* Begin *

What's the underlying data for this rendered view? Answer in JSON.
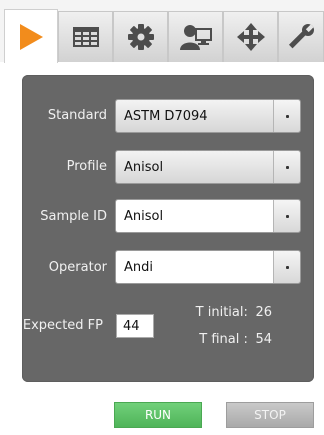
{
  "tabs": [
    {
      "icon": "play-icon",
      "active": true
    },
    {
      "icon": "table-icon",
      "active": false
    },
    {
      "icon": "gear-icon",
      "active": false
    },
    {
      "icon": "user-monitor-icon",
      "active": false
    },
    {
      "icon": "move-icon",
      "active": false
    },
    {
      "icon": "wrench-icon",
      "active": false
    }
  ],
  "form": {
    "standard": {
      "label": "Standard",
      "value": "ASTM D7094"
    },
    "profile": {
      "label": "Profile",
      "value": "Anisol"
    },
    "sample_id": {
      "label": "Sample ID",
      "value": "Anisol"
    },
    "operator": {
      "label": "Operator",
      "value": "Andi"
    },
    "expected_fp": {
      "label": "Expected FP",
      "value": "44"
    },
    "t_initial": {
      "label": "T initial:",
      "value": "26"
    },
    "t_final": {
      "label": "T final :",
      "value": "54"
    }
  },
  "buttons": {
    "run": "RUN",
    "stop": "STOP"
  },
  "colors": {
    "accent_orange": "#f28c1c",
    "run_green": "#5bbf64",
    "panel_grey": "#676767"
  }
}
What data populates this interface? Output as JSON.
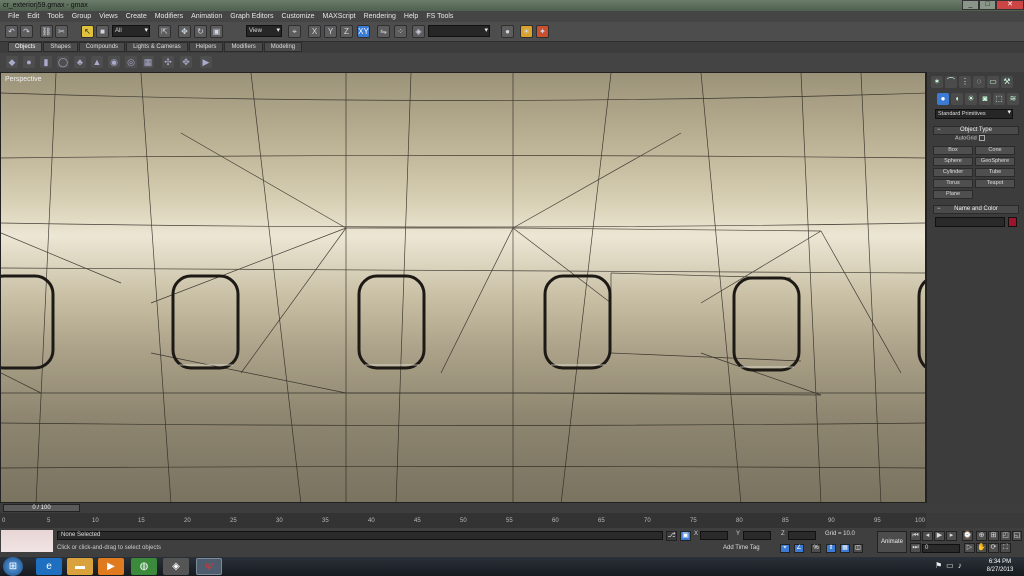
{
  "window": {
    "title": "cr_exteriorj59.gmax - gmax"
  },
  "menu": [
    "File",
    "Edit",
    "Tools",
    "Group",
    "Views",
    "Create",
    "Modifiers",
    "Animation",
    "Graph Editors",
    "Customize",
    "MAXScript",
    "Rendering",
    "Help",
    "FS Tools"
  ],
  "toolbar": {
    "selection_filter": "All",
    "reference_coord": "View"
  },
  "tabs": [
    "Objects",
    "Shapes",
    "Compounds",
    "Lights & Cameras",
    "Helpers",
    "Modifiers",
    "Modeling"
  ],
  "active_tab": "Objects",
  "viewport": {
    "label": "Perspective"
  },
  "command_panel": {
    "category": "Standard Primitives",
    "object_type_title": "Object Type",
    "autogrid_label": "AutoGrid",
    "buttons": [
      "Box",
      "Cone",
      "Sphere",
      "GeoSphere",
      "Cylinder",
      "Tube",
      "Torus",
      "Teapot",
      "Plane"
    ],
    "name_color_title": "Name and Color",
    "color": "#a0132a"
  },
  "timeline": {
    "slider_label": "0 / 100",
    "ticks": [
      "0",
      "5",
      "10",
      "15",
      "20",
      "25",
      "30",
      "35",
      "40",
      "45",
      "50",
      "55",
      "60",
      "65",
      "70",
      "75",
      "80",
      "85",
      "90",
      "95",
      "100"
    ]
  },
  "status": {
    "selection": "None Selected",
    "prompt": "Click or click-and-drag to select objects",
    "x_label": "X",
    "y_label": "Y",
    "z_label": "Z",
    "grid": "Grid = 10.0",
    "add_time_tag": "Add Time Tag",
    "animate": "Animate",
    "frame": "0"
  },
  "taskbar": {
    "time": "6:34 PM",
    "date": "8/27/2013"
  }
}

* End *

EXERCISE PROMPT: Set down the complete material exactly, but do not include the images.

ANSWER:
What's the underlying data for this rendered view? Answer in JSON.
{
  "tabs": [
    {
      "icon": "play-icon",
      "active": true
    },
    {
      "icon": "table-icon",
      "active": false
    },
    {
      "icon": "gear-icon",
      "active": false
    },
    {
      "icon": "user-monitor-icon",
      "active": false
    },
    {
      "icon": "move-icon",
      "active": false
    },
    {
      "icon": "wrench-icon",
      "active": false
    }
  ],
  "form": {
    "standard": {
      "label": "Standard",
      "value": "ASTM D7094"
    },
    "profile": {
      "label": "Profile",
      "value": "Anisol"
    },
    "sample_id": {
      "label": "Sample ID",
      "value": "Anisol"
    },
    "operator": {
      "label": "Operator",
      "value": "Andi"
    },
    "expected_fp": {
      "label": "Expected FP",
      "value": "44"
    },
    "t_initial": {
      "label": "T initial:",
      "value": "26"
    },
    "t_final": {
      "label": "T final :",
      "value": "54"
    }
  },
  "buttons": {
    "run": "RUN",
    "stop": "STOP"
  },
  "colors": {
    "accent_orange": "#f28c1c",
    "run_green": "#5bbf64",
    "panel_grey": "#676767"
  }
}
What data populates this interface? Output as JSON.
{
  "window": {
    "title": "cr_exteriorj59.gmax - gmax"
  },
  "menu": [
    "File",
    "Edit",
    "Tools",
    "Group",
    "Views",
    "Create",
    "Modifiers",
    "Animation",
    "Graph Editors",
    "Customize",
    "MAXScript",
    "Rendering",
    "Help",
    "FS Tools"
  ],
  "toolbar": {
    "selection_filter": "All",
    "reference_coord": "View"
  },
  "tabs": [
    "Objects",
    "Shapes",
    "Compounds",
    "Lights & Cameras",
    "Helpers",
    "Modifiers",
    "Modeling"
  ],
  "active_tab": "Objects",
  "viewport": {
    "label": "Perspective"
  },
  "command_panel": {
    "category": "Standard Primitives",
    "object_type_title": "Object Type",
    "autogrid_label": "AutoGrid",
    "buttons": [
      "Box",
      "Cone",
      "Sphere",
      "GeoSphere",
      "Cylinder",
      "Tube",
      "Torus",
      "Teapot",
      "Plane"
    ],
    "name_color_title": "Name and Color",
    "color": "#a0132a"
  },
  "timeline": {
    "slider_label": "0 / 100",
    "ticks": [
      "0",
      "5",
      "10",
      "15",
      "20",
      "25",
      "30",
      "35",
      "40",
      "45",
      "50",
      "55",
      "60",
      "65",
      "70",
      "75",
      "80",
      "85",
      "90",
      "95",
      "100"
    ]
  },
  "status": {
    "selection": "None Selected",
    "prompt": "Click or click-and-drag to select objects",
    "x_label": "X",
    "y_label": "Y",
    "z_label": "Z",
    "grid": "Grid = 10.0",
    "add_time_tag": "Add Time Tag",
    "animate": "Animate",
    "frame": "0"
  },
  "taskbar": {
    "time": "6:34 PM",
    "date": "8/27/2013"
  }
}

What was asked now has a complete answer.